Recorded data
** BEGIN **
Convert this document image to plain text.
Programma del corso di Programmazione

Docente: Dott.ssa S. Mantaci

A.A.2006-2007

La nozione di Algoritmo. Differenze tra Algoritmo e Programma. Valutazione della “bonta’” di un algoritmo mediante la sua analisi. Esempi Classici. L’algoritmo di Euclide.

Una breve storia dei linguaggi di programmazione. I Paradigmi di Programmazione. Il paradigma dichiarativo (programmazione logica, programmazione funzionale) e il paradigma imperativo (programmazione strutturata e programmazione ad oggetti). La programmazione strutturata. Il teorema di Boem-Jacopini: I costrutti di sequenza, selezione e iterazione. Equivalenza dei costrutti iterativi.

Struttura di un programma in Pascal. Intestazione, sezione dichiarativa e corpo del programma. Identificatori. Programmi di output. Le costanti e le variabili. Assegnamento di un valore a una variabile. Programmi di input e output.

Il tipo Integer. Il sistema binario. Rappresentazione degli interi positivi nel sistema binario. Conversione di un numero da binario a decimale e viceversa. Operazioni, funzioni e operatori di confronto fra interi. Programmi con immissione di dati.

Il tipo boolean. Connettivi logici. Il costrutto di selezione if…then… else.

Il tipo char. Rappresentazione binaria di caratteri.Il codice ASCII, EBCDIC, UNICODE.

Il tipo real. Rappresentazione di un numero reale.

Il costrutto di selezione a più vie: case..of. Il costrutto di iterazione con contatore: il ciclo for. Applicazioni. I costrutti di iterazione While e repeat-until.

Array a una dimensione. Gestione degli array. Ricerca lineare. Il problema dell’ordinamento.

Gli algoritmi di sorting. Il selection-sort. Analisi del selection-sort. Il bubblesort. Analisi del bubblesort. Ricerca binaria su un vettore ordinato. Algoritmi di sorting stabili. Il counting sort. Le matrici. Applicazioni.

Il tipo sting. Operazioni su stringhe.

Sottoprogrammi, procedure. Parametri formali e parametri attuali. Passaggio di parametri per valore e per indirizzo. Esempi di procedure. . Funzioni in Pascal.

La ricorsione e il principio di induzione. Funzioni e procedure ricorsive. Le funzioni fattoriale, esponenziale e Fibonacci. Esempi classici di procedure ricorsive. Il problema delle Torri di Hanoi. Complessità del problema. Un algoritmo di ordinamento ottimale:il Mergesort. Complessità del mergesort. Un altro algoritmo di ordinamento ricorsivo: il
** END **
WRITTEN INSTRUCTION
Using the material above, copy every line in which the string "procedure" occurs.

ANSWER TO THIS TASK
Sottoprogrammi, procedure. Parametri formali e parametri attuali. Passaggio di parametri per valore e per indirizzo. Esempi di procedure. . Funzioni in Pascal.
La ricorsione e il principio di induzione. Funzioni e procedure ricorsive. Le funzioni fattoriale, esponenziale e Fibonacci. Esempi classici di procedure ricorsive. Il problema delle Torri di Hanoi. Complessità del problema. Un algoritmo di ordinamento ottimale:il Mergesort. Complessità del mergesort. Un altro algoritmo di ordinamento ricorsivo: il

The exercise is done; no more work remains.